> _WHAT YOU WILL DO_:
Take the entries below and print all of them exactly, please.

> _GIVEN DATA_:
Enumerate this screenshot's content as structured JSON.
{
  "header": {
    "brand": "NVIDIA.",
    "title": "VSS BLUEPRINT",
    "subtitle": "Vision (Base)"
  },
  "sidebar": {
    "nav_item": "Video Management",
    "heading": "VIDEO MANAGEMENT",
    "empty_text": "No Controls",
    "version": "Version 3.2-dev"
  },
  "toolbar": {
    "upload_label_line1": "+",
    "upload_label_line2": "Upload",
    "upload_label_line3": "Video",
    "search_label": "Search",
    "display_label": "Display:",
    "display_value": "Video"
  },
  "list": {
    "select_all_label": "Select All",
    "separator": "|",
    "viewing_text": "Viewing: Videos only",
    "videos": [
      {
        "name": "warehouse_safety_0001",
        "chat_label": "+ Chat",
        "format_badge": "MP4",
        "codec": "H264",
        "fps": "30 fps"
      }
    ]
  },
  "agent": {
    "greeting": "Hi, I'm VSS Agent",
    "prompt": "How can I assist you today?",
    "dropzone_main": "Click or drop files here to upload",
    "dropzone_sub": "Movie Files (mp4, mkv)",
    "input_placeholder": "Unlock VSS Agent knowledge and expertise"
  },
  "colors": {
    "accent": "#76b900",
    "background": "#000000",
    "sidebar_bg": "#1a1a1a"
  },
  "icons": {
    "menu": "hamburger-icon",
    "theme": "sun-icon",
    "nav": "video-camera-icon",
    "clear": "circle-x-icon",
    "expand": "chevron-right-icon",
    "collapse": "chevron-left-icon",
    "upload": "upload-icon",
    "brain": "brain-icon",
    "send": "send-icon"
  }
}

> _TASK RESULT_:
Enumerate this screenshot's content as structured JSON.
{
  "header": {
    "brand": "NVIDIA.",
    "title": "VSS BLUEPRINT",
    "subtitle": "Vision (Base)"
  },
  "sidebar": {
    "nav_item": "Video Management",
    "heading": "VIDEO MANAGEMENT",
    "empty_text": "No Controls",
    "version": "Version 3.2-dev"
  },
  "toolbar": {
    "upload_label_line1": "+",
    "upload_label_line2": "Upload",
    "upload_label_line3": "Video",
    "search_label": "Search",
    "display_label": "Display:",
    "display_value": "Video"
  },
  "list": {
    "select_all_label": "Select All",
    "separator": "|",
    "viewing_text": "Viewing: Videos only",
    "videos": [
      {
        "name": "warehouse_safety_0001",
        "chat_label": "+ Chat",
        "format_badge": "MP4",
        "codec": "H264",
        "fps": "30 fps"
      }
    ]
  },
  "agent": {
    "greeting": "Hi, I'm VSS Agent",
    "prompt": "How can I assist you today?",
    "dropzone_main": "Click or drop files here to upload",
    "dropzone_sub": "Movie Files (mp4, mkv)",
    "input_placeholder": "Unlock VSS Agent knowledge and expertise"
  },
  "colors": {
    "accent": "#76b900",
    "background": "#000000",
    "sidebar_bg": "#1a1a1a"
  },
  "icons": {
    "menu": "hamburger-icon",
    "theme": "sun-icon",
    "nav": "video-camera-icon",
    "clear": "circle-x-icon",
    "expand": "chevron-right-icon",
    "collapse": "chevron-left-icon",
    "upload": "upload-icon",
    "brain": "brain-icon",
    "send": "send-icon"
  }
}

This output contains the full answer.